** STORED DATA **
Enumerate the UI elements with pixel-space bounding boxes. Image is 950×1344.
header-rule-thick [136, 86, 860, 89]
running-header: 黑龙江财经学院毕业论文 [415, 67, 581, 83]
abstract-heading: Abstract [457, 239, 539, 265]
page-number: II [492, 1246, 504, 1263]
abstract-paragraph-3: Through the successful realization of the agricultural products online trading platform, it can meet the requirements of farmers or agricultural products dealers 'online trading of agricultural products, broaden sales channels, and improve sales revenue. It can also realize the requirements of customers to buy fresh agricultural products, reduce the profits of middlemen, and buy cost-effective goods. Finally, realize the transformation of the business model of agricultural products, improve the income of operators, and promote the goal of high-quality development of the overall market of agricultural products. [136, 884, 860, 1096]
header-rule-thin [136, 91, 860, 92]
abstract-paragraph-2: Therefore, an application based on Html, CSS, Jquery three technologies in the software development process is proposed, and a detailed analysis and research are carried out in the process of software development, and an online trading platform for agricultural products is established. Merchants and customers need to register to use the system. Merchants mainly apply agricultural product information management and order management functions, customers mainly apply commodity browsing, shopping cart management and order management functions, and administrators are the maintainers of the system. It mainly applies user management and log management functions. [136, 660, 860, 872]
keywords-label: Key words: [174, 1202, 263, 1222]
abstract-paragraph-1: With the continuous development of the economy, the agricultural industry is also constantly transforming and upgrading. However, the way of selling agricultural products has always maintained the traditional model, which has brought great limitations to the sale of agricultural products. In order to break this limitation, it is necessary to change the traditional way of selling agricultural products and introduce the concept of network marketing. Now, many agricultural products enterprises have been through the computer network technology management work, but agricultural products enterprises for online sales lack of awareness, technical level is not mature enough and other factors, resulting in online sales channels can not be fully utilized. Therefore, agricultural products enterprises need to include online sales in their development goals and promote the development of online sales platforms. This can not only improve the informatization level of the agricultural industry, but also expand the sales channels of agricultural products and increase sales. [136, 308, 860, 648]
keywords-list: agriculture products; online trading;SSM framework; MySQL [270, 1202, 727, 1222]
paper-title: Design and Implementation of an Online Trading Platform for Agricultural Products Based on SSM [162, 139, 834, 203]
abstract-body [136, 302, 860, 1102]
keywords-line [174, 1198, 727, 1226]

** AIM OF THE TASK **
Retype the data from its beginning through the line that contains "header-rule-thin [136, 91, 860, 92]", both ends included.

** FINAL RESULT **
Enumerate the UI elements with pixel-space bounding boxes. Image is 950×1344.
header-rule-thick [136, 86, 860, 89]
running-header: 黑龙江财经学院毕业论文 [415, 67, 581, 83]
abstract-heading: Abstract [457, 239, 539, 265]
page-number: II [492, 1246, 504, 1263]
abstract-paragraph-3: Through the successful realization of the agricultural products online trading platform, it can meet the requirements of farmers or agricultural products dealers 'online trading of agricultural products, broaden sales channels, and improve sales revenue. It can also realize the requirements of customers to buy fresh agricultural products, reduce the profits of middlemen, and buy cost-effective goods. Finally, realize the transformation of the business model of agricultural products, improve the income of operators, and promote the goal of high-quality development of the overall market of agricultural products. [136, 884, 860, 1096]
header-rule-thin [136, 91, 860, 92]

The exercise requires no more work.